● WHAT THE TASK REQUIRES:
Give the number of lines containing the word "COMPONENTES" and nothing more.

● MATERIAL FOR THIS TASK:
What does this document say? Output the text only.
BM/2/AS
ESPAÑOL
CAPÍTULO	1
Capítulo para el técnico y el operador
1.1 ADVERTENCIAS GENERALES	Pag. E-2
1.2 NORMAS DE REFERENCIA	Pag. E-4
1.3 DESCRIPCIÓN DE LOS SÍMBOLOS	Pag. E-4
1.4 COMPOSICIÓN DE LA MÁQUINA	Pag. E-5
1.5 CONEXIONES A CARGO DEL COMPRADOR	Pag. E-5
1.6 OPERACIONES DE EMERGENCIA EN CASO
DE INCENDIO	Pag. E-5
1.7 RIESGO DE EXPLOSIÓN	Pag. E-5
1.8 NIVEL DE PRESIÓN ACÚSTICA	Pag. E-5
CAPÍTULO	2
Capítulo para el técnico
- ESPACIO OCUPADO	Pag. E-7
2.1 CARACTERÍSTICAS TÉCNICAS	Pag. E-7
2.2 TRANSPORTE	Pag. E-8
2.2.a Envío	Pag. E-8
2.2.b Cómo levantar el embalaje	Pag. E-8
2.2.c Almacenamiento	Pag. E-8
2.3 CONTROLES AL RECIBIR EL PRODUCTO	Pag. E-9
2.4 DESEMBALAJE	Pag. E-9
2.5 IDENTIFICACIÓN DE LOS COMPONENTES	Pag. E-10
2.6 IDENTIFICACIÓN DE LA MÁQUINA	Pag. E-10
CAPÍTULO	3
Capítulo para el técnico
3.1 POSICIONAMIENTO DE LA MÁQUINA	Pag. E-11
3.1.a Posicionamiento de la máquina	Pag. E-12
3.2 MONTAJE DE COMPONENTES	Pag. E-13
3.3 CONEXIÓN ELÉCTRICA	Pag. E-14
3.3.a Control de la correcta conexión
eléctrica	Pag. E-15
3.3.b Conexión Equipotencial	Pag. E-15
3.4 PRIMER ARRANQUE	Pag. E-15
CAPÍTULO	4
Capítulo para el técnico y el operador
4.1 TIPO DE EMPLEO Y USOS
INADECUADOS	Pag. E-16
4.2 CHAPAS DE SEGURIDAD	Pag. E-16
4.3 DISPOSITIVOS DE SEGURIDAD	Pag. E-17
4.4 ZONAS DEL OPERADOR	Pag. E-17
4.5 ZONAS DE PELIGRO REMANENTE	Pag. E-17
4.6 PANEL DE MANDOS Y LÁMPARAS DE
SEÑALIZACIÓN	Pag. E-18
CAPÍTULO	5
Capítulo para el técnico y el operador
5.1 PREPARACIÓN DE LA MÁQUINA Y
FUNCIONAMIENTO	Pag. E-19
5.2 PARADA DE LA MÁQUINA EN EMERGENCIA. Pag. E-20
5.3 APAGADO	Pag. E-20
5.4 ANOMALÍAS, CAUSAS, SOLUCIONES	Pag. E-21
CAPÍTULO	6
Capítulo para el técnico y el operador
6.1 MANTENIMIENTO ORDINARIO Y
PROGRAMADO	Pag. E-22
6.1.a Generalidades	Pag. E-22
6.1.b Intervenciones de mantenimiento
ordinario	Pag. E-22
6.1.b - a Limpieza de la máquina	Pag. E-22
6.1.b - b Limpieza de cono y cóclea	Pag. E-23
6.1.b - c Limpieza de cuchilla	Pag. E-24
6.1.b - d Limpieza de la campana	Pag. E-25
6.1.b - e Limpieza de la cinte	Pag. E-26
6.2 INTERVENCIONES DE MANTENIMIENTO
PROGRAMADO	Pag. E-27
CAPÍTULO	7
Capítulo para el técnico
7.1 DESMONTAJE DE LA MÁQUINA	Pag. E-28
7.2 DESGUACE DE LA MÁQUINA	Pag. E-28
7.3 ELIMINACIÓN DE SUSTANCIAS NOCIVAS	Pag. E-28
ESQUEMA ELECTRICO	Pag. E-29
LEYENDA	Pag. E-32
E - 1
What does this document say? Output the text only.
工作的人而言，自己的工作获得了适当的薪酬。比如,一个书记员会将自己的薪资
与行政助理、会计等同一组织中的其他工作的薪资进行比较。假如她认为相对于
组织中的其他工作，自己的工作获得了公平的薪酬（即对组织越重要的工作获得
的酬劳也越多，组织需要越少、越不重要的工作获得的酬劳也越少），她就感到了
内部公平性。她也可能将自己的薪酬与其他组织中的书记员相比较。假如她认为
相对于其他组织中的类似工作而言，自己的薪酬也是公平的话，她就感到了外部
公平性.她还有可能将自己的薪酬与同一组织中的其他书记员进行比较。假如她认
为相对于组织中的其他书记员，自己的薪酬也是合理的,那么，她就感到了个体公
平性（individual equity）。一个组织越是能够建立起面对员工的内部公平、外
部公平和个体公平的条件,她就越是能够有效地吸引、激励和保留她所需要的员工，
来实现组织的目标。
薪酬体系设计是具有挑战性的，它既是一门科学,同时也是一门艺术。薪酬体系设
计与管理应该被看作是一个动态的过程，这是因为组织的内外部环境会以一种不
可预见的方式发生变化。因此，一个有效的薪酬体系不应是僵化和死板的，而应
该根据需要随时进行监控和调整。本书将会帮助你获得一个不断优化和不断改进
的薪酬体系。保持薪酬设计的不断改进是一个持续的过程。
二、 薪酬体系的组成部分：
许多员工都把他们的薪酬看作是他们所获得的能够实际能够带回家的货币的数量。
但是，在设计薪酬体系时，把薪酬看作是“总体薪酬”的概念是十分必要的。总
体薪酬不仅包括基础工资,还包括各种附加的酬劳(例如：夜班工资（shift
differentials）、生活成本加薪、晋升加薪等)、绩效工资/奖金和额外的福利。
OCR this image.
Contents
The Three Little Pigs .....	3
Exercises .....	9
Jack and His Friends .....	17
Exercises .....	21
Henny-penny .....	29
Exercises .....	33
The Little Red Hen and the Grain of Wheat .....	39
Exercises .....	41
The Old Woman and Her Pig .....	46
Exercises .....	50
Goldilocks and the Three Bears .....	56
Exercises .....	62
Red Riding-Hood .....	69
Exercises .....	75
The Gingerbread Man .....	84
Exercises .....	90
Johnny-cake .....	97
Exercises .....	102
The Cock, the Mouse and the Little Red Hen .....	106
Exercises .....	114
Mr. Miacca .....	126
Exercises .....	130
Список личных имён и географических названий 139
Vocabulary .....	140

● ANSWER FOR THIS EXERCISE:
2